-------- Records shown
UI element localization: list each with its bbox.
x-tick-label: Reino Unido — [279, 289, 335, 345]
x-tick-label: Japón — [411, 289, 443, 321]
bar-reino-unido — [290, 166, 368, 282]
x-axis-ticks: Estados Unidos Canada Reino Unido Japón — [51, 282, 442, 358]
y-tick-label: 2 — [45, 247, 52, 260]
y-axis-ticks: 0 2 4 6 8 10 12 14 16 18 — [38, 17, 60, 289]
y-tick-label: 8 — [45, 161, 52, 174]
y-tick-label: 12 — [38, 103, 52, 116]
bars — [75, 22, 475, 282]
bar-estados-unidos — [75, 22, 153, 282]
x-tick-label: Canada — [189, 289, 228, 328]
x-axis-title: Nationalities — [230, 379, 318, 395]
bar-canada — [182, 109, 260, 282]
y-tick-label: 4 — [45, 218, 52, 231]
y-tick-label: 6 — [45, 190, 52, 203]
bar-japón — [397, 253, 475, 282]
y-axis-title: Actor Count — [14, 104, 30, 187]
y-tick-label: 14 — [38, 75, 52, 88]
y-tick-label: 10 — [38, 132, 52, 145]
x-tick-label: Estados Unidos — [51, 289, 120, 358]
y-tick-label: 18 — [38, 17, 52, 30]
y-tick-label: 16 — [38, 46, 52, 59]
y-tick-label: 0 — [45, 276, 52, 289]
----------------
* **Request**: Can you copy out every line of the records above without changing a single character?

* **Response**:
UI element localization: list each with its bbox.
x-tick-label: Reino Unido — [279, 289, 335, 345]
x-tick-label: Japón — [411, 289, 443, 321]
bar-reino-unido — [290, 166, 368, 282]
x-axis-ticks: Estados Unidos Canada Reino Unido Japón — [51, 282, 442, 358]
y-tick-label: 2 — [45, 247, 52, 260]
y-axis-ticks: 0 2 4 6 8 10 12 14 16 18 — [38, 17, 60, 289]
y-tick-label: 8 — [45, 161, 52, 174]
y-tick-label: 12 — [38, 103, 52, 116]
bars — [75, 22, 475, 282]
bar-estados-unidos — [75, 22, 153, 282]
x-tick-label: Canada — [189, 289, 228, 328]
x-axis-title: Nationalities — [230, 379, 318, 395]
bar-canada — [182, 109, 260, 282]
y-tick-label: 4 — [45, 218, 52, 231]
y-tick-label: 6 — [45, 190, 52, 203]
bar-japón — [397, 253, 475, 282]
y-axis-title: Actor Count — [14, 104, 30, 187]
y-tick-label: 14 — [38, 75, 52, 88]
y-tick-label: 10 — [38, 132, 52, 145]
x-tick-label: Estados Unidos — [51, 289, 120, 358]
y-tick-label: 18 — [38, 17, 52, 30]
y-tick-label: 16 — [38, 46, 52, 59]
y-tick-label: 0 — [45, 276, 52, 289]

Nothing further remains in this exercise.